→ STUDY TEXT

===The Cheung (蔣) family===
- Wong Wai as Cheung Yiu-tung (蔣耀東), chairman of the Cheung Corporation, father of Cheung Kiu and Joe Cheung and adopted father of Lily Cheung.
- Pak Yan as Chui Suk-ching (崔淑貞), Cheung Yiu-tung's wife and mother of Kiu, Joe and Lei. During her youth, Suk-ching had an affair with Chan Sing to retaliate against Yiu-tung, which resulted the birth of Lily.
- Florence Kwok as Irene Poon, Cheung Yiu-tung's secretary and mistress.
- Chiu Hung as Chan Sing (陳勝), former driver for the Cheung family who is also Lily's biological father. He was stabbed to death by Cheung Man-wai in episode 7 after attempting to extort money from Cheung.
- Amy Kwok as Cheung Kiu (蔣喬), the elder daughter of Yiu-tung and Suk-ching and older twin-sister of Joe, and also Lily's older half-sister. Kiu is originally a lawyer who later becomes a senior executive in the Cheung Corporation. She was later involved in a sexual relationship with Kwok Ka-bo one night and they were eventually engaged to one another. When Kiu discovers the murders committed by Man-wai, she fakes her own death and comes back to pose as her twin sister which forces Man-wai to speak out the truth.
  - also portrays Joe Cheung (蔣瑩), Kiu's younger twin sister and Lily's older half-sister. Kiu was used by Cheung Man-wai and when she discovers he was the murderer of Lily, Joe becomes a vegetarian after being strangled by Man-wai. Joe wakes up from her comas in the final episode.
- Noel Leung as Lily Cheung (蔣莉), a college student who is Suk-ching's illegitimate daughter and Yiu-tung's adopted daughter. She was used by Man-wai to get close to her father and was killed after Man-wai pushes her off a building when he found out she is Yiu-tung's adopted daughter.
- Lai Sau-ying as Sister Choi (彩姐), the Cheung family's maid.
- Lai Huen as Leung Cham (梁杉), the wet nurse for Kiu, Joe and Lei, whom Man-wai attempted to murder through bribing.

===The Kwok family===
- Lam Seung-mo as Kwok Hing-chueng (郭祥興), father of Kwok Ka-bo, husband of Ng Kwan-ngo and Yu Ha's love rival.
- Ceci So as Ng Kwan-ngo (吳群娥), mother of Kwok Ka-bo, wife of Kwok Hing-chueng and Yu Ha's ex-lover.
- Michael Tao as Kwok Ka-bo (郭家寶), a police inspector who is Man-wai's best friend. He was later involved in a sexual relationship with Cheung Kiu one night and he eventually proposes to her and become engaged to her. Ka-bo eventually starts to suspect Man-wai for murder and after Man-wai confesses his crime to him, he was shot repeatedly by Man-wai, and dies from his injuries in episode 18.

→ RECORD EXCERPTS

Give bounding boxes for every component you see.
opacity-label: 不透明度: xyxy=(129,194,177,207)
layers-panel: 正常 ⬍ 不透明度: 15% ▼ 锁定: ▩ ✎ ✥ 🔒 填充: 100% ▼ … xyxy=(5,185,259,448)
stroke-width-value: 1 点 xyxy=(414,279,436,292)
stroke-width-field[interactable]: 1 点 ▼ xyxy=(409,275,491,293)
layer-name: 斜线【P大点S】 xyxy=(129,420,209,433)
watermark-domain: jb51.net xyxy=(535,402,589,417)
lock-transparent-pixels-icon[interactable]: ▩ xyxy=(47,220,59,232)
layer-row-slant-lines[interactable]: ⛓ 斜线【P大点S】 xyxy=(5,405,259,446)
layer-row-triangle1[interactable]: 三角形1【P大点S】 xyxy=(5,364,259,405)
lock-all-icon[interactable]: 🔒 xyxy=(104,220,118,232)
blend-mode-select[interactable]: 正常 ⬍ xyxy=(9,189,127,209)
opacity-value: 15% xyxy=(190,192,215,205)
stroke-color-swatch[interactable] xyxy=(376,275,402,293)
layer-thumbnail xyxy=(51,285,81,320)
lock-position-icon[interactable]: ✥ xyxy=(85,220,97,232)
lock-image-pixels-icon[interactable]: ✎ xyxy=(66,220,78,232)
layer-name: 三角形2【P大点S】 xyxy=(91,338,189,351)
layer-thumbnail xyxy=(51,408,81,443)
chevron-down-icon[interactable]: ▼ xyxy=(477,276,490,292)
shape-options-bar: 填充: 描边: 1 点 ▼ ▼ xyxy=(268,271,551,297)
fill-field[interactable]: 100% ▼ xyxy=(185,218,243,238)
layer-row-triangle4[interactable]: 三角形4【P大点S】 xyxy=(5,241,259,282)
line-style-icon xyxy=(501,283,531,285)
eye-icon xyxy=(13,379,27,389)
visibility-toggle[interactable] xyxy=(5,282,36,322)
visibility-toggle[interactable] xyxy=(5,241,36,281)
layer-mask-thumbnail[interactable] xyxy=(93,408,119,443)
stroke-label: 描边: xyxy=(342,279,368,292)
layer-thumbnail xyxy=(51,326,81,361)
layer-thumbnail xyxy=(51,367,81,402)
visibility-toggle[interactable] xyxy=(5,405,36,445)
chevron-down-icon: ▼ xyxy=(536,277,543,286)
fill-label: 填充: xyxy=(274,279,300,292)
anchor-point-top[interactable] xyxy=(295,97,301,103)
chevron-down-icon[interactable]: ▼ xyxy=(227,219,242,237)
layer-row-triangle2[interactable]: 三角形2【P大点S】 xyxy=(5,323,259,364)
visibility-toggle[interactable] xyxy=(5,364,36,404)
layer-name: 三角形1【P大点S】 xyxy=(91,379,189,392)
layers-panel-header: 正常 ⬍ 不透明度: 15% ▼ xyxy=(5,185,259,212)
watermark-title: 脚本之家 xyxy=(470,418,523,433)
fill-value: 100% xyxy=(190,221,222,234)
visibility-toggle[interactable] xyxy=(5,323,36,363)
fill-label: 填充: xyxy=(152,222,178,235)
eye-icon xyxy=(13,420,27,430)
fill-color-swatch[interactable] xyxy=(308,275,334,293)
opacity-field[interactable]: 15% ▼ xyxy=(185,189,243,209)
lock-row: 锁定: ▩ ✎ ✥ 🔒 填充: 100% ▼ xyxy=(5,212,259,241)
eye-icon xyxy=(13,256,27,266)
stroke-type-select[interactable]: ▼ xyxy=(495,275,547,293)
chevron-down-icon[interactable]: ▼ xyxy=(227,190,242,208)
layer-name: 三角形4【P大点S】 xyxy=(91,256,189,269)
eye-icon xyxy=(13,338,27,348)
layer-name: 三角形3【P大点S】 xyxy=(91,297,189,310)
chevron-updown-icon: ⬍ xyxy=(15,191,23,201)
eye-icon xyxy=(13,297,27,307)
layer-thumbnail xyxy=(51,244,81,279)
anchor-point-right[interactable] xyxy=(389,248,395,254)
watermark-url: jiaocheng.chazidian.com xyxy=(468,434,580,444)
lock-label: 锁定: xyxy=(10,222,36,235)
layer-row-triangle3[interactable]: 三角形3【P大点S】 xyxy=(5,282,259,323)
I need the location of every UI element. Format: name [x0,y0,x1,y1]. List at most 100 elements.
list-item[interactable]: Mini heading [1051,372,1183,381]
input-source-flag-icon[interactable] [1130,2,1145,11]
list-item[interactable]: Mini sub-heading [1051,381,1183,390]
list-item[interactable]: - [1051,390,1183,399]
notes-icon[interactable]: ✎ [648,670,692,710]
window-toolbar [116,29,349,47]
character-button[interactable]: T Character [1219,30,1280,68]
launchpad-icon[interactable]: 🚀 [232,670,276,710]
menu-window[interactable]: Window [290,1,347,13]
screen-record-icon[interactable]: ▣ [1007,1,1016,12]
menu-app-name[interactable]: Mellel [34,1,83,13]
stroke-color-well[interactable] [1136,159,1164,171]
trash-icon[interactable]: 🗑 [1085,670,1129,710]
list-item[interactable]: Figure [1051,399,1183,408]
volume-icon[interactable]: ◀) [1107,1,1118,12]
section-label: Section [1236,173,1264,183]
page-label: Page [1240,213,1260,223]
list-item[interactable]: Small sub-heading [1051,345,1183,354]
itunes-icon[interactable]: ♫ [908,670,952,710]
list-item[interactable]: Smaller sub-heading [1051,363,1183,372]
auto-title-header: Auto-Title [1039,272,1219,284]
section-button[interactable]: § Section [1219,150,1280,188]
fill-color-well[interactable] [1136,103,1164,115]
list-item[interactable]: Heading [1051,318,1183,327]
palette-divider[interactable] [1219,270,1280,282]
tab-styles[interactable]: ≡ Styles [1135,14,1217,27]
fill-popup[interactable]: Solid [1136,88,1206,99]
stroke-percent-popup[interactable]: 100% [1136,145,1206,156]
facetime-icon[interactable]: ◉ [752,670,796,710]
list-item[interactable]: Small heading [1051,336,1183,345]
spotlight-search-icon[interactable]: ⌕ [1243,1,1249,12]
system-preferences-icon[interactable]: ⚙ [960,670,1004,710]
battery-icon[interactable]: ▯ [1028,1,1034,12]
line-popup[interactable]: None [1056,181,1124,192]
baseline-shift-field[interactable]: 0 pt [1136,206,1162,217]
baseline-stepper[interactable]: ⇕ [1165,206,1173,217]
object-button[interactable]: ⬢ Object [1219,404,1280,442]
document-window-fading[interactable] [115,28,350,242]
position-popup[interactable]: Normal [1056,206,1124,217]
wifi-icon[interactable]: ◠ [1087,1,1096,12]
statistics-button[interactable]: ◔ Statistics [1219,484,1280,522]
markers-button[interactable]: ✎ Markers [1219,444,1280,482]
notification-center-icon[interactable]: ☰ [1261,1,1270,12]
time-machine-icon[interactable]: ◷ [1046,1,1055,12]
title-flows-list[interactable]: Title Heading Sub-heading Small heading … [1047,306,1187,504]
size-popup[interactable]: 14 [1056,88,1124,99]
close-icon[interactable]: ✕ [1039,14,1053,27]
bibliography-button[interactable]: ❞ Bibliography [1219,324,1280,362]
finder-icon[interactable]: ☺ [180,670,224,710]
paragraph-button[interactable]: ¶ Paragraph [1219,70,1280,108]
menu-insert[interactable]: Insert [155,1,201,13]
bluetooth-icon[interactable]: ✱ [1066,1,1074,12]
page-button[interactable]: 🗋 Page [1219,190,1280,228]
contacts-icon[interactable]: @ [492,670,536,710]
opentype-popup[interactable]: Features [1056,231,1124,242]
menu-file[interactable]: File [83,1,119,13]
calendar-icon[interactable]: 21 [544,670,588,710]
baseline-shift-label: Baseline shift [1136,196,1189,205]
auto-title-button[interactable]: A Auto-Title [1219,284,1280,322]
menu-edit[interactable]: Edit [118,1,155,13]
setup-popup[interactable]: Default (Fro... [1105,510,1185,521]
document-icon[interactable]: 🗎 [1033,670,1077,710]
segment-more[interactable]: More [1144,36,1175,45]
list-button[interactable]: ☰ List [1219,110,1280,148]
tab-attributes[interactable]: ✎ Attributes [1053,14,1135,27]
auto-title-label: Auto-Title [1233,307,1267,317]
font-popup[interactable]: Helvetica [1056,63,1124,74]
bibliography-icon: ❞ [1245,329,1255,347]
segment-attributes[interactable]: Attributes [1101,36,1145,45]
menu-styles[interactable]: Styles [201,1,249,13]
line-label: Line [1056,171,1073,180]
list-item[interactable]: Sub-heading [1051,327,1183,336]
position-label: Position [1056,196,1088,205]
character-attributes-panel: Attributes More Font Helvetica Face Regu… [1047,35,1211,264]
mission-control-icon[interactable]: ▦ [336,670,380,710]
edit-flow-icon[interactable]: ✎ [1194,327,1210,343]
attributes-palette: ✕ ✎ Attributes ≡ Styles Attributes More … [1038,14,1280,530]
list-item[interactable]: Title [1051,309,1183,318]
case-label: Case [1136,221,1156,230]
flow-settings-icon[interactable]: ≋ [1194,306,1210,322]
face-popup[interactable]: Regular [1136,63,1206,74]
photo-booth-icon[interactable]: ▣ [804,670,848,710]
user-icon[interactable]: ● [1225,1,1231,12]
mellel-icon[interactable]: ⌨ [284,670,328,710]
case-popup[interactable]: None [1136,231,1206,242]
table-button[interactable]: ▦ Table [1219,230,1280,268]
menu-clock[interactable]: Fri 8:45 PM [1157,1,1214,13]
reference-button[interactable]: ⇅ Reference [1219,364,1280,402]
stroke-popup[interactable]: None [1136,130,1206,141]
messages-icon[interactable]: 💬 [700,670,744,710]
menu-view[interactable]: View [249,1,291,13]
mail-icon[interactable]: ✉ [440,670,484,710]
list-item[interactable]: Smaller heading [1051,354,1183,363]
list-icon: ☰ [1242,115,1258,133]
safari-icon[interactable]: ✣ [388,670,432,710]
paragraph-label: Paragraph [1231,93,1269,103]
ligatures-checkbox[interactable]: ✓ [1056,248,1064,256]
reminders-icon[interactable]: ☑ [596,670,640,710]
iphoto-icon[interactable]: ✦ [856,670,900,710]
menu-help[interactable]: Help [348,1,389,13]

→ HOW TO COMPLETE THIS TASK
In the cast list, who plays Kwok Ka-bo, and what job does the character have?

→ ANSWER FOR THIS EXERCISE
Michael Tao plays Kwok Ka-bo, a police inspector.